*TASKS FOR THIS EXERCISE:*
**A)** In the Mustang engine removal text, what limits hot-rodders' options when they swap in a larger engine?
**B)** Write out the portion of the Mustang engine removal text starting at "When restoring a" and ending at "some body-altering work.".
**C)** Write what comes next in the Mustang engine removal text, picking up after its final sentence.

*PROVIDED TEXT:*
......
Remove a 1965 Mustang Engine

When restoring a 1965 Ford Mustang, the engine should come out, even if you don't need to rebuild it. It is easier to complete body work on the engine compartment when the engine is out of the vehicle. You might also take the engine out to rebuild it or to clean the outside of the engine so that you can have the perfect show car. Some hot-rodders also remove the engine in favor of a larger engine, but the narrow engine compartment limits your options, unless you are prepared to do some body-altering work.

Procedures:
1. Mark the hood bolts and the hood (matchmark) so that you don't have to spend an hour trying to adjust the hood when you put it back on. Slide a drain pan under the radiator petcock. Loosen the petcock and allow the radiator to drain. Slide another drain pan under the oil pan. Remove the oil pan bolt, using the appropriate socket, and allow the crankcase to drain. Dispose of the fluids in an appropriate manner.
......
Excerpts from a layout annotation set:
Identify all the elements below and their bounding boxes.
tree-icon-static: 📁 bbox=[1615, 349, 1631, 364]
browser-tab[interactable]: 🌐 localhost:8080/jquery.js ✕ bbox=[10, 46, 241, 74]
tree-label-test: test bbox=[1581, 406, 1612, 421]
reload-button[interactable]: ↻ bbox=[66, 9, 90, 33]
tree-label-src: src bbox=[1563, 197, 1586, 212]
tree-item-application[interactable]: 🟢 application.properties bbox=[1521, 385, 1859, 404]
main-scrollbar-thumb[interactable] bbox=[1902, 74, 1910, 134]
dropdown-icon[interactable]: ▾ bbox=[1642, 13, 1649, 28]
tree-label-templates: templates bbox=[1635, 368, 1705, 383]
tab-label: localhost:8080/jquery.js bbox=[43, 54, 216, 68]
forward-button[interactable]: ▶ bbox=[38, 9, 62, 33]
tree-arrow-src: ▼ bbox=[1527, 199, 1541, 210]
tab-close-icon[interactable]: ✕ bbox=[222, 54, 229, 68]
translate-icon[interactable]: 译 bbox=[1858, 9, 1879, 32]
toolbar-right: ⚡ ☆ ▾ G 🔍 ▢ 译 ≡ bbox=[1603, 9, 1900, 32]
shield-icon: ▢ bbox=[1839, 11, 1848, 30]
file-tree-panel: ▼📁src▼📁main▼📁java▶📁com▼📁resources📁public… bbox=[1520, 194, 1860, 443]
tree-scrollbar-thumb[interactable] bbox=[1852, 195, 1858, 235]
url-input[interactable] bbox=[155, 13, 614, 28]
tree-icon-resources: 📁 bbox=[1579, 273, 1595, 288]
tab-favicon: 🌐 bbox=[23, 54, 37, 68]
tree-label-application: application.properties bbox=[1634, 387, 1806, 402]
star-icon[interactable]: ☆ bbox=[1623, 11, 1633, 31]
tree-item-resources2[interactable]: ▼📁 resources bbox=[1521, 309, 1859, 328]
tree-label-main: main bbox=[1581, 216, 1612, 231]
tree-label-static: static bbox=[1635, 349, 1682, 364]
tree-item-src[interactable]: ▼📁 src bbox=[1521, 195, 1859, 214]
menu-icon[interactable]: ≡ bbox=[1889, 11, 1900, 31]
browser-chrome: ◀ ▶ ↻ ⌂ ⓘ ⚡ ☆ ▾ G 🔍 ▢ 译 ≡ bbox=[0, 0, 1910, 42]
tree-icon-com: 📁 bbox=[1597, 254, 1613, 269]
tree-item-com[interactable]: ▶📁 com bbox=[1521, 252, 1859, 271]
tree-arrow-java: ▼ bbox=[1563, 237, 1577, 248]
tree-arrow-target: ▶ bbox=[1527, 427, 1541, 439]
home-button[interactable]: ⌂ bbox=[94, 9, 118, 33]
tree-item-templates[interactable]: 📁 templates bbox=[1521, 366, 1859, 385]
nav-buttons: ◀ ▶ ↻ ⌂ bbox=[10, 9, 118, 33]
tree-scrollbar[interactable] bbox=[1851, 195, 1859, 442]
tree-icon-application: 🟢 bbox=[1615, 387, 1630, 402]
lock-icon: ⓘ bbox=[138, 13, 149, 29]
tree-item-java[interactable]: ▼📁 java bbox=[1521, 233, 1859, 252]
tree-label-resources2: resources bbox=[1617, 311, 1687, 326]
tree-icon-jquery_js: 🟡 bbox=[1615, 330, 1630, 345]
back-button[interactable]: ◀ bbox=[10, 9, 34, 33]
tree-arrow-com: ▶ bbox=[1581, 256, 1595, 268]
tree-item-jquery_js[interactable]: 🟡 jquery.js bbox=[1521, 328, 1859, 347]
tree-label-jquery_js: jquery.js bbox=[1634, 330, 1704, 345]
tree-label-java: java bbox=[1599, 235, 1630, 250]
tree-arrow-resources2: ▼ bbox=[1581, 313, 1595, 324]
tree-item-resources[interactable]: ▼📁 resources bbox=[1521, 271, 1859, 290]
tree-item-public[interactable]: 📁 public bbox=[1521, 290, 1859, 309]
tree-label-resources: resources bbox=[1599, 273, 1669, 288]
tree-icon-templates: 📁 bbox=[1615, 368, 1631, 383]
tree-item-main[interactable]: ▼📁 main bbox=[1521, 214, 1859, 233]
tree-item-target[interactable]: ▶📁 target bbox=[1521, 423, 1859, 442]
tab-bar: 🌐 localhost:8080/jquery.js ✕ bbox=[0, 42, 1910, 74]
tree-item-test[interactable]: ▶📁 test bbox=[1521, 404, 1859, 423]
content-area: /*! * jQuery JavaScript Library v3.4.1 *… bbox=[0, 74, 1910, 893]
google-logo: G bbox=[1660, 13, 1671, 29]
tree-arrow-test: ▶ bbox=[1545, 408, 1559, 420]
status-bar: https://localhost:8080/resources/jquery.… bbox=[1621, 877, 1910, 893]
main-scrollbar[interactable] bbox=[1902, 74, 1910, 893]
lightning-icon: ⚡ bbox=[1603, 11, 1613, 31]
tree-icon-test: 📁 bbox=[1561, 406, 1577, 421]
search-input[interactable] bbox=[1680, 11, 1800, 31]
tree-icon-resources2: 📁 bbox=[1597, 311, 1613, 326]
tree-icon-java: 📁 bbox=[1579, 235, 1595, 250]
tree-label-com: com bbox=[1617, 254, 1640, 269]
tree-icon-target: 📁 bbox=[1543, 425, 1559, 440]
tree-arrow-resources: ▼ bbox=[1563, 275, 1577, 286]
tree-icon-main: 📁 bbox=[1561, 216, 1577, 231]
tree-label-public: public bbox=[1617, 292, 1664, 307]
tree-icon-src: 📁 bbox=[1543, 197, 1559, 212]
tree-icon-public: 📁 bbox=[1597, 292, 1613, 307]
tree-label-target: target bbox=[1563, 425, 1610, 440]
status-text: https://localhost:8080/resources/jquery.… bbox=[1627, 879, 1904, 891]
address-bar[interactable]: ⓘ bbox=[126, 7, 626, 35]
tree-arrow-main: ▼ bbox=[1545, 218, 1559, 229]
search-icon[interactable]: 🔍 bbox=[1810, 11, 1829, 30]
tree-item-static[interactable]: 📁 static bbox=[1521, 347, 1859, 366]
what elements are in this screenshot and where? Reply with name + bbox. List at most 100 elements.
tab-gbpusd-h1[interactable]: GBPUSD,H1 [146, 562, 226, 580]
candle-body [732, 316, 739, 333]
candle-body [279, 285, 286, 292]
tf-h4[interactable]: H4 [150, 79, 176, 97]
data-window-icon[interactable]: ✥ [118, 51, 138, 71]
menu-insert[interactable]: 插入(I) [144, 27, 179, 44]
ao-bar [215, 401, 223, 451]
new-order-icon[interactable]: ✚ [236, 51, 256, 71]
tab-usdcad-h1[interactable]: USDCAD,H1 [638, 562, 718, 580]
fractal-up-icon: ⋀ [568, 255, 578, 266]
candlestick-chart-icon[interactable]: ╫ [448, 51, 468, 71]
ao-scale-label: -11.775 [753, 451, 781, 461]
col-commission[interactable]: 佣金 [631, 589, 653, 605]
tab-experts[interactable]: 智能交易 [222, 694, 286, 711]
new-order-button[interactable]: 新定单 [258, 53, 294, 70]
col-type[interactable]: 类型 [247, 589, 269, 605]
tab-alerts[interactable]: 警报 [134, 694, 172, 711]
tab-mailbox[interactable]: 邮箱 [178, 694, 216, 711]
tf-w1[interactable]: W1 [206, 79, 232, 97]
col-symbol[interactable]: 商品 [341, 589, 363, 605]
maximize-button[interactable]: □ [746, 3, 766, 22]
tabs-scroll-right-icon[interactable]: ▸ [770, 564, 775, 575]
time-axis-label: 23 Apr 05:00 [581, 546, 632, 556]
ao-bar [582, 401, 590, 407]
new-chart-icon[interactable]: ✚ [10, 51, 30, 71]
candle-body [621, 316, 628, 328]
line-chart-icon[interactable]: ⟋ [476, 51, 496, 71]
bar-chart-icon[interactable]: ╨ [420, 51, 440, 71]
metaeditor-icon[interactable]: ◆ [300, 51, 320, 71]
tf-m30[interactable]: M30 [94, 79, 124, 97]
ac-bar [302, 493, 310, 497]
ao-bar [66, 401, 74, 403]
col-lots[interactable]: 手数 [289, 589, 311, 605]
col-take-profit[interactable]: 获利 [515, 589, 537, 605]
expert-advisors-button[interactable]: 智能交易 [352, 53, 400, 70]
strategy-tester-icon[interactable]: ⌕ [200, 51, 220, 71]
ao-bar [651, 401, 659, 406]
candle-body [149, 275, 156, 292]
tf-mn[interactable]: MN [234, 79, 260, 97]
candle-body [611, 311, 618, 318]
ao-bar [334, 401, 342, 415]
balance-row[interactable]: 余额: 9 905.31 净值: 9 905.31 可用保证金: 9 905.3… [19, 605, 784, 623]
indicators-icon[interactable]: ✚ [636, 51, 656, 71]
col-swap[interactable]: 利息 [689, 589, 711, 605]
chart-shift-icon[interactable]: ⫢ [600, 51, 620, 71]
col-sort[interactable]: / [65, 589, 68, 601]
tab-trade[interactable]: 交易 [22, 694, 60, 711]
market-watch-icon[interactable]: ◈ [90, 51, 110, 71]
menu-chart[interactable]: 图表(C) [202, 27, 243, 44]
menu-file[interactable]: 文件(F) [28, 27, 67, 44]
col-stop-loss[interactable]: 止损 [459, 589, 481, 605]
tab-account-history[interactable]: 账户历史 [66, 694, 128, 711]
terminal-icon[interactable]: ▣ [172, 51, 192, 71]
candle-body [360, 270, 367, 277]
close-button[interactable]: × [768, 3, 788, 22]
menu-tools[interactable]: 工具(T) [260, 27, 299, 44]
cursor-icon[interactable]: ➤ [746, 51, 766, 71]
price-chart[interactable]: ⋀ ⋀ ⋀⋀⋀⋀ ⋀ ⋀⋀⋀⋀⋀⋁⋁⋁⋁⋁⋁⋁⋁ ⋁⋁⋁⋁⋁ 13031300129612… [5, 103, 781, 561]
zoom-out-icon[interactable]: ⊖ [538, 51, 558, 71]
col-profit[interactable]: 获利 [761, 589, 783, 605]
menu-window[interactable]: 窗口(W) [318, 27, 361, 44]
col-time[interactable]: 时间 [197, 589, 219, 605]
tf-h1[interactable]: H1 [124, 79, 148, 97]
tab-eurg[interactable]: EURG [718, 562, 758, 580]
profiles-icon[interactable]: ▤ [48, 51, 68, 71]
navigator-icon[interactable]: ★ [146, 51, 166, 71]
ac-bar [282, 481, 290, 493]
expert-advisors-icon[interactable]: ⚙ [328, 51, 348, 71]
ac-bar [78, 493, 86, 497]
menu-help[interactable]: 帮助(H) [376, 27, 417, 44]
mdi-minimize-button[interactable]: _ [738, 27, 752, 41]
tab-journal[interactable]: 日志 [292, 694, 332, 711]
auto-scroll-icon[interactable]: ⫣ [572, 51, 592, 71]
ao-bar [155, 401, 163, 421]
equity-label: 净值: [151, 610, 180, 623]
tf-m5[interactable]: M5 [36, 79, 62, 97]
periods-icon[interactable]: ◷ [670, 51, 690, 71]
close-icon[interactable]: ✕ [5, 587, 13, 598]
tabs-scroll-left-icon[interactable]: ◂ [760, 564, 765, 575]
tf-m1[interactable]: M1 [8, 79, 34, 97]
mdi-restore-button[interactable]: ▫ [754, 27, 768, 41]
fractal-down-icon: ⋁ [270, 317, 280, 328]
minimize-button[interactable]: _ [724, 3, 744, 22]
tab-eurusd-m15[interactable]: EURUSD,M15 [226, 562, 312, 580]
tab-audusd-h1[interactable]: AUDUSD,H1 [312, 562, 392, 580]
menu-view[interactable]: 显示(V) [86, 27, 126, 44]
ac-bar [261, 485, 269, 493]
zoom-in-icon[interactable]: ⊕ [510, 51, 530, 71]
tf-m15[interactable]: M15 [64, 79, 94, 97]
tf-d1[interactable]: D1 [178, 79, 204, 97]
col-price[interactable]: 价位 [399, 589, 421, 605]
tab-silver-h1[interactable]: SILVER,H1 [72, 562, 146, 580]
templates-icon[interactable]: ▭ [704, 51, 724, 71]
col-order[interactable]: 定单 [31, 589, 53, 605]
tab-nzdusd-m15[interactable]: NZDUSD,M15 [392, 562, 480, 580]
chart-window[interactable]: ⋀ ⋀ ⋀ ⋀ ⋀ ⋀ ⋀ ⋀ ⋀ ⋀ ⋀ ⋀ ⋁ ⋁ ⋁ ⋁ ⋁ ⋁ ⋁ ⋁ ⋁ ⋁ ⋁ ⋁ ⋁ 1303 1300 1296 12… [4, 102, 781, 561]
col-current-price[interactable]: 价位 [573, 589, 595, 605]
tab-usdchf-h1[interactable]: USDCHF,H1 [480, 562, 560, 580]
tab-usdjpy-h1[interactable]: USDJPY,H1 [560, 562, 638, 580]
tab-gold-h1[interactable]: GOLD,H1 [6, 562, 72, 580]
......
*THE RESPONSES:*
**A)** The narrow engine compartment limits their options.

**B)**
When restoring a 1965 Ford Mustang, the engine should come out, even if you don't need to rebuild it. It is easier to complete body work on the engine compartment when the engine is out of the vehicle. You might also take the engine out to rebuild it or to clean the outside of the engine so that you can have the perfect show car. Some hot-rodders also remove the engine in favor of a larger engine, but the narrow engine compartment limits your options, unless you are prepared to do some body-altering work.

**C)**
2. Loosen the hose clamps on the air duct, using the screwdriver, then remove the air ducts. Remove the air box, using the appropriate socket. Disconnect the battery, negative cable first, using the appropriate wrench. Follow the battery cables down to the starter and the ground, then remove the cables, using the appropriate socket.
3. Slide an empty drain pan under the transmission lines at the radiator, then disconnect the transmission lines at the radiator, if your Mustang is an automatic, using the appropriate line wrench. Remove the upper and lower radiator hoses, using a screwdriver to loosen the hose clamps.
4. Break the fan bolts loose using the appropriate socket but do not remove them. Loosen the adjusting bolts for the air compressor (if equipped), the alternator and the power steering pump (if equipped). Push each accessory toward the engine to loosen tension on the belt. Lift the belts off the engine.
5. Unplug the wiring harness connectors for the air compressor and the alternator. On the alternator, use a wrench to remove the nut holding the power wire onto the alternator. Remove the power wire. Leave the hoses for the air compressor and the power steering pump attached to each accessory and move the accessories out of the way.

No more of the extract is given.